[THE PROBLEM] Exactly how many lines have the word "this"? Answer with the bare number.

=======

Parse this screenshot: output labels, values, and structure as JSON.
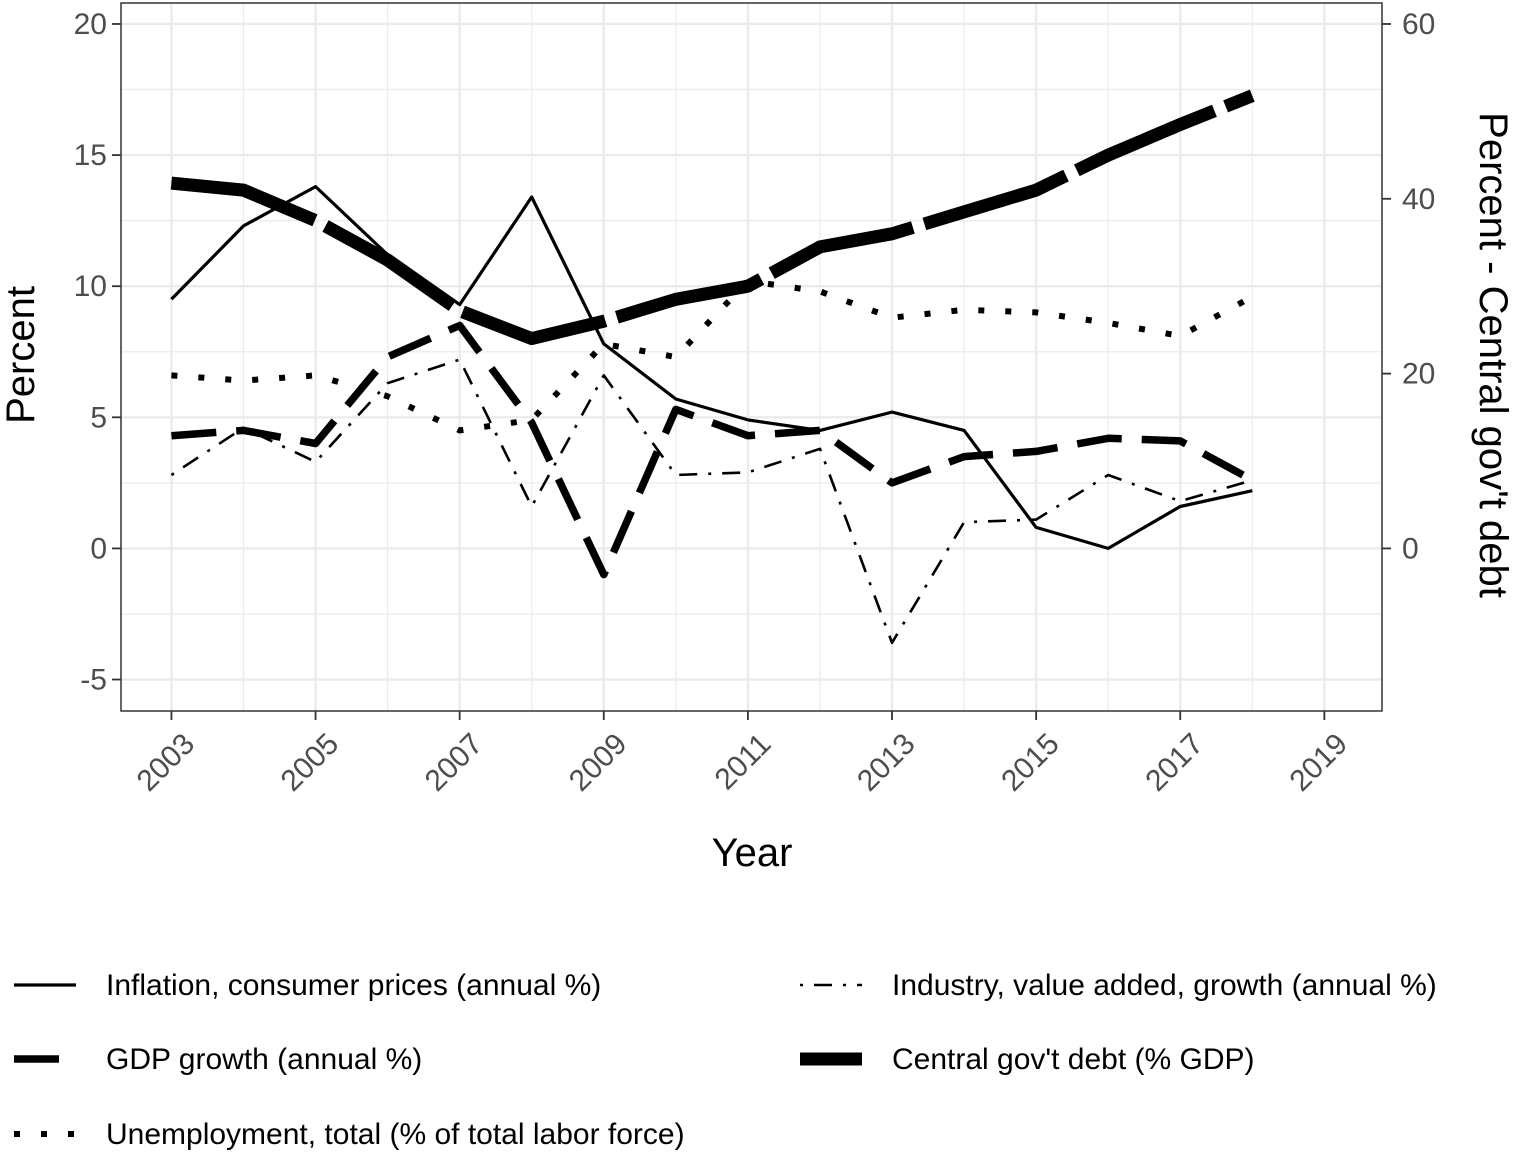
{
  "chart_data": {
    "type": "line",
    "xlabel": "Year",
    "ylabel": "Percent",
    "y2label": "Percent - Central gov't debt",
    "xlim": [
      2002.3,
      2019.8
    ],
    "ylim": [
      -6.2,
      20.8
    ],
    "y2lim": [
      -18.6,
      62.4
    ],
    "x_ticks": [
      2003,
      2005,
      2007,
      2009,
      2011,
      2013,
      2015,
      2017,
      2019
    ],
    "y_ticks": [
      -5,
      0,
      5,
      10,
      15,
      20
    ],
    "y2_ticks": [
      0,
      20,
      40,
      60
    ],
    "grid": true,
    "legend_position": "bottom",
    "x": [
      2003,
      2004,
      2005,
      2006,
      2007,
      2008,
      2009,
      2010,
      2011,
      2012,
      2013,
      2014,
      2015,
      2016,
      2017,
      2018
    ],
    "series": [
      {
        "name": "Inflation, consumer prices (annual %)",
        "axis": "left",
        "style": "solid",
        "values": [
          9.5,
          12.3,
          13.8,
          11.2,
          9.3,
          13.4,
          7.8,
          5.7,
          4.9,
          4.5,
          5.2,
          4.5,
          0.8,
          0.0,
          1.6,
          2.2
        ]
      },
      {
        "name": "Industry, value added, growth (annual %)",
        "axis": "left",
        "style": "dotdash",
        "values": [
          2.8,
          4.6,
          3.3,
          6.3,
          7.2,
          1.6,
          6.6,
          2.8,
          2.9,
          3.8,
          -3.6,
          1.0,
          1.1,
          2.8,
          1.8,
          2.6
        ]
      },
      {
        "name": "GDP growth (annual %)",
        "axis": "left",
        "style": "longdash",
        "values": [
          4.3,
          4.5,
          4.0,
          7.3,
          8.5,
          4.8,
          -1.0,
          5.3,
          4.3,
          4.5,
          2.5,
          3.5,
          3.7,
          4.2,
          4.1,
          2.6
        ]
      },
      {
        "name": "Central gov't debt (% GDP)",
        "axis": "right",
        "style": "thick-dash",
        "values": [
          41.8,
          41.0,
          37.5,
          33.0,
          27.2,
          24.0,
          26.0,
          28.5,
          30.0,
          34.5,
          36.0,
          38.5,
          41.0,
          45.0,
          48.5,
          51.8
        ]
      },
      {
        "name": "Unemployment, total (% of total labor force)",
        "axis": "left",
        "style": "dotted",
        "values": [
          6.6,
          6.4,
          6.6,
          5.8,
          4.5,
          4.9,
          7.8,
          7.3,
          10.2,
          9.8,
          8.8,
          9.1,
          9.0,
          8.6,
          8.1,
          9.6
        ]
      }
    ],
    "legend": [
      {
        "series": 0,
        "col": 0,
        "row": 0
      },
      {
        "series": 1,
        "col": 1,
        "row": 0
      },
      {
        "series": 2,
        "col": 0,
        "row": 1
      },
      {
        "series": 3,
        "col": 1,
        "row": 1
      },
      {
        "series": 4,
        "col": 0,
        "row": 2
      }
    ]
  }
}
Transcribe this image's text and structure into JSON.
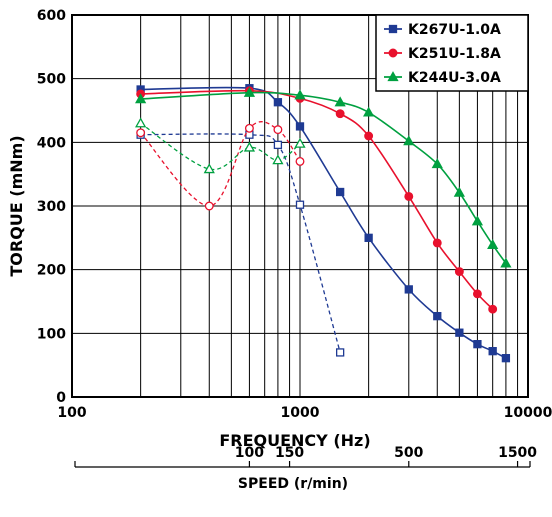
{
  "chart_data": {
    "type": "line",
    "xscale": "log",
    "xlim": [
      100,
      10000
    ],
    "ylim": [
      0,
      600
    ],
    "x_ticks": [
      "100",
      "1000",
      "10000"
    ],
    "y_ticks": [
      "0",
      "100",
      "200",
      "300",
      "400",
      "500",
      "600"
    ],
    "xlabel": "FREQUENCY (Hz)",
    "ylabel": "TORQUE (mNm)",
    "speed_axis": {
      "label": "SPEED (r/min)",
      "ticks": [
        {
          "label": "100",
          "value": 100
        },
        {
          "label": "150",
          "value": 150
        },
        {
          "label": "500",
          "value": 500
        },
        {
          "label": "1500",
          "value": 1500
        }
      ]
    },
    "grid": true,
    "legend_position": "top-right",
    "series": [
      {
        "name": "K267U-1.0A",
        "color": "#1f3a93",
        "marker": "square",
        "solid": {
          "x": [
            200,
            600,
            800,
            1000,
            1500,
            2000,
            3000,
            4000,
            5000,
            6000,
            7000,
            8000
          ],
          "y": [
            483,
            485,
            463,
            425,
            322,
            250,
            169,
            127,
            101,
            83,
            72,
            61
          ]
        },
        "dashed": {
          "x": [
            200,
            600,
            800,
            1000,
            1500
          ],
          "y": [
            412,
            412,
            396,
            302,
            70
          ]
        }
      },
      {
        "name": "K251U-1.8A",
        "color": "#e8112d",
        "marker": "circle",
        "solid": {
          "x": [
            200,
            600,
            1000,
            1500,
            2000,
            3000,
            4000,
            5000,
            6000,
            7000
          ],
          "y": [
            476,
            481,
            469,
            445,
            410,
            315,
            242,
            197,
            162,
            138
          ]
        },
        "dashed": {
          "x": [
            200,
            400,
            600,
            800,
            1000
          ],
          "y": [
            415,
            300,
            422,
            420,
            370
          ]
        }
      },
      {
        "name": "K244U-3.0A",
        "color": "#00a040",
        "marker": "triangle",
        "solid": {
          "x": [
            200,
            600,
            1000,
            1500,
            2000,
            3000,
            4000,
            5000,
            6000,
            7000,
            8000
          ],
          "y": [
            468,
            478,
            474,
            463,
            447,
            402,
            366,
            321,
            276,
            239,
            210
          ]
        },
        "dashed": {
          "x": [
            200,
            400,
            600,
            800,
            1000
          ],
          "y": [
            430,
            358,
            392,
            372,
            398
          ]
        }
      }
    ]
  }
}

=======

[ANSWER IN FULL] 2